**Task to carry out:**
Repeat the records. Keep every word and mark exactly as it is.

╭──

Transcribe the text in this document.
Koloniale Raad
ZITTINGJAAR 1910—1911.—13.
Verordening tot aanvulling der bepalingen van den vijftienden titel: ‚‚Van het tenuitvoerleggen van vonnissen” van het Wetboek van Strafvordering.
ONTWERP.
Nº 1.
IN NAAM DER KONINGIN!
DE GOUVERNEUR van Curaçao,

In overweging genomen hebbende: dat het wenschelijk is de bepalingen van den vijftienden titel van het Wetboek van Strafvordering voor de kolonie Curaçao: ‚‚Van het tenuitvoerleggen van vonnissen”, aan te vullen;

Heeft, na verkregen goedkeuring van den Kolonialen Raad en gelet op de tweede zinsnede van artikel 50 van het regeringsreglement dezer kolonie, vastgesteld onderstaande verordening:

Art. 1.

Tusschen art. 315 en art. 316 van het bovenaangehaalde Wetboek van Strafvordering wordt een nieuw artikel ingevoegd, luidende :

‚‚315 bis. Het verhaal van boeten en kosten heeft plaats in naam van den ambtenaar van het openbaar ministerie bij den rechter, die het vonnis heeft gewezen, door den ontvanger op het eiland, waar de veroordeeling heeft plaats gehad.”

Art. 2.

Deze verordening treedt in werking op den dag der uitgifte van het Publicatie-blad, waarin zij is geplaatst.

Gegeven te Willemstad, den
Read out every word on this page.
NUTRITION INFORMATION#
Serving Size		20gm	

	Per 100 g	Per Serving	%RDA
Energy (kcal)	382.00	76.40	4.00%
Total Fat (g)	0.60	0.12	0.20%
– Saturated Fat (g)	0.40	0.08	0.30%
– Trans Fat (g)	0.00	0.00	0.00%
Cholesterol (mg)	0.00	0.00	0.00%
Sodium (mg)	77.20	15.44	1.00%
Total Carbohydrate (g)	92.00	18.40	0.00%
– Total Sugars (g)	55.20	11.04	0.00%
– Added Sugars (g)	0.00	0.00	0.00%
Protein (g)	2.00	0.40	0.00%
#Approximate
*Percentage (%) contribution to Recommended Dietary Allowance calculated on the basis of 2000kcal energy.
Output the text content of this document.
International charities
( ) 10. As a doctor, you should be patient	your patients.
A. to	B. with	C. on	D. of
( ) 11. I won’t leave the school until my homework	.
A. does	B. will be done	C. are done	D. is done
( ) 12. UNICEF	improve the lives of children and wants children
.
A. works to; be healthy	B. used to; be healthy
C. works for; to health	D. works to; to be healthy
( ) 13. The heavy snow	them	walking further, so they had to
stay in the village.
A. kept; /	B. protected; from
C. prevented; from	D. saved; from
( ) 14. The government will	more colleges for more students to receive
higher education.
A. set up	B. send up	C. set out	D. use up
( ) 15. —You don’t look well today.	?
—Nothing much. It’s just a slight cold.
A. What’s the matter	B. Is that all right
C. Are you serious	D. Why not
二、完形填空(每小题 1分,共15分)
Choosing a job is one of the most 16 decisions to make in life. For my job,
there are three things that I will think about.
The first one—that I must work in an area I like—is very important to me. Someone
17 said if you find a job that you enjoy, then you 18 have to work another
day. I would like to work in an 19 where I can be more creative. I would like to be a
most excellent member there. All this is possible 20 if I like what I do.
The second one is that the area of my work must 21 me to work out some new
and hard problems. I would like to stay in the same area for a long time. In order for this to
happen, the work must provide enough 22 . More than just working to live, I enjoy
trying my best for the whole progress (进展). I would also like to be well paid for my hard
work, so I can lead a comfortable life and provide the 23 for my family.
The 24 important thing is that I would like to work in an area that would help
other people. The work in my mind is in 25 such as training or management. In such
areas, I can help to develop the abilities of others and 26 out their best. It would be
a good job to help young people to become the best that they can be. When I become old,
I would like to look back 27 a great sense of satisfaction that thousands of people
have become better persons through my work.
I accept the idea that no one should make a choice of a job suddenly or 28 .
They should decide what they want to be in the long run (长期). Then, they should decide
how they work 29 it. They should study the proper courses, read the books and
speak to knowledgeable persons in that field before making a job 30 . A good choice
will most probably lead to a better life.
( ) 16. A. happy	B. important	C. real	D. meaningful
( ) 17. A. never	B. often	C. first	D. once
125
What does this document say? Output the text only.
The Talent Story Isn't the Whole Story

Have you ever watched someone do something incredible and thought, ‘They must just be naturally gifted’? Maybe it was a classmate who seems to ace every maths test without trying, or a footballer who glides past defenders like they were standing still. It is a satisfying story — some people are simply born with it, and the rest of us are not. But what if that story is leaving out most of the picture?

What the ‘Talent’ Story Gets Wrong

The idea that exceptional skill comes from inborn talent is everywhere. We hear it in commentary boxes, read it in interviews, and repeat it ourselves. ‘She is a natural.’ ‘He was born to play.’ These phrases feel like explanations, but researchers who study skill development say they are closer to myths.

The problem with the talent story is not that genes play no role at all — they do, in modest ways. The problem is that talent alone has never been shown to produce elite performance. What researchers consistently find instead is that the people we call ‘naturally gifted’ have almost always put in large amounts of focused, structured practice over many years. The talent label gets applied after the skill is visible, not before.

╰──

**Response to this task:**
Transcribe the text in this document.
Koloniale Raad
ZITTINGJAAR 1910—1911.—13.
Verordening tot aanvulling der bepalingen van den vijftienden titel: ‚‚Van het tenuitvoerleggen van vonnissen” van het Wetboek van Strafvordering.
ONTWERP.
Nº 1.
IN NAAM DER KONINGIN!
DE GOUVERNEUR van Curaçao,

In overweging genomen hebbende: dat het wenschelijk is de bepalingen van den vijftienden titel van het Wetboek van Strafvordering voor de kolonie Curaçao: ‚‚Van het tenuitvoerleggen van vonnissen”, aan te vullen;

Heeft, na verkregen goedkeuring van den Kolonialen Raad en gelet op de tweede zinsnede van artikel 50 van het regeringsreglement dezer kolonie, vastgesteld onderstaande verordening:

Art. 1.

Tusschen art. 315 en art. 316 van het bovenaangehaalde Wetboek van Strafvordering wordt een nieuw artikel ingevoegd, luidende :

‚‚315 bis. Het verhaal van boeten en kosten heeft plaats in naam van den ambtenaar van het openbaar ministerie bij den rechter, die het vonnis heeft gewezen, door den ontvanger op het eiland, waar de veroordeeling heeft plaats gehad.”

Art. 2.

Deze verordening treedt in werking op den dag der uitgifte van het Publicatie-blad, waarin zij is geplaatst.

Gegeven te Willemstad, den
Read out every word on this page.
NUTRITION INFORMATION#
Serving Size		20gm	

	Per 100 g	Per Serving	%RDA
Energy (kcal)	382.00	76.40	4.00%
Total Fat (g)	0.60	0.12	0.20%
– Saturated Fat (g)	0.40	0.08	0.30%
– Trans Fat (g)	0.00	0.00	0.00%
Cholesterol (mg)	0.00	0.00	0.00%
Sodium (mg)	77.20	15.44	1.00%
Total Carbohydrate (g)	92.00	18.40	0.00%
– Total Sugars (g)	55.20	11.04	0.00%
– Added Sugars (g)	0.00	0.00	0.00%
Protein (g)	2.00	0.40	0.00%
#Approximate
*Percentage (%) contribution to Recommended Dietary Allowance calculated on the basis of 2000kcal energy.
Output the text content of this document.
International charities
( ) 10. As a doctor, you should be patient	your patients.
A. to	B. with	C. on	D. of
( ) 11. I won’t leave the school until my homework	.
A. does	B. will be done	C. are done	D. is done
( ) 12. UNICEF	improve the lives of children and wants children
.
A. works to; be healthy	B. used to; be healthy
C. works for; to health	D. works to; to be healthy
( ) 13. The heavy snow	them	walking further, so they had to
stay in the village.
A. kept; /	B. protected; from
C. prevented; from	D. saved; from
( ) 14. The government will	more colleges for more students to receive
higher education.
A. set up	B. send up	C. set out	D. use up
( ) 15. —You don’t look well today.	?
—Nothing much. It’s just a slight cold.
A. What’s the matter	B. Is that all right
C. Are you serious	D. Why not
二、完形填空(每小题 1分,共15分)
Choosing a job is one of the most 16 decisions to make in life. For my job,
there are three things that I will think about.
The first one—that I must work in an area I like—is very important to me. Someone
17 said if you find a job that you enjoy, then you 18 have to work another
day. I would like to work in an 19 where I can be more creative. I would like to be a
most excellent member there. All this is possible 20 if I like what I do.
The second one is that the area of my work must 21 me to work out some new
and hard problems. I would like to stay in the same area for a long time. In order for this to
happen, the work must provide enough 22 . More than just working to live, I enjoy
trying my best for the whole progress (进展). I would also like to be well paid for my hard
work, so I can lead a comfortable life and provide the 23 for my family.
The 24 important thing is that I would like to work in an area that would help
other people. The work in my mind is in 25 such as training or management. In such
areas, I can help to develop the abilities of others and 26 out their best. It would be
a good job to help young people to become the best that they can be. When I become old,
I would like to look back 27 a great sense of satisfaction that thousands of people
have become better persons through my work.
I accept the idea that no one should make a choice of a job suddenly or 28 .
They should decide what they want to be in the long run (长期). Then, they should decide
how they work 29 it. They should study the proper courses, read the books and
speak to knowledgeable persons in that field before making a job 30 . A good choice
will most probably lead to a better life.
( ) 16. A. happy	B. important	C. real	D. meaningful
( ) 17. A. never	B. often	C. first	D. once
125
What does this document say? Output the text only.
The Talent Story Isn't the Whole Story

Have you ever watched someone do something incredible and thought, ‘They must just be naturally gifted’? Maybe it was a classmate who seems to ace every maths test without trying, or a footballer who glides past defenders like they were standing still. It is a satisfying story — some people are simply born with it, and the rest of us are not. But what if that story is leaving out most of the picture?

What the ‘Talent’ Story Gets Wrong

The idea that exceptional skill comes from inborn talent is everywhere. We hear it in commentary boxes, read it in interviews, and repeat it ourselves. ‘She is a natural.’ ‘He was born to play.’ These phrases feel like explanations, but researchers who study skill development say they are closer to myths.

The problem with the talent story is not that genes play no role at all — they do, in modest ways. The problem is that talent alone has never been shown to produce elite performance. What researchers consistently find instead is that the people we call ‘naturally gifted’ have almost always put in large amounts of focused, structured practice over many years. The talent label gets applied after the skill is visible, not before.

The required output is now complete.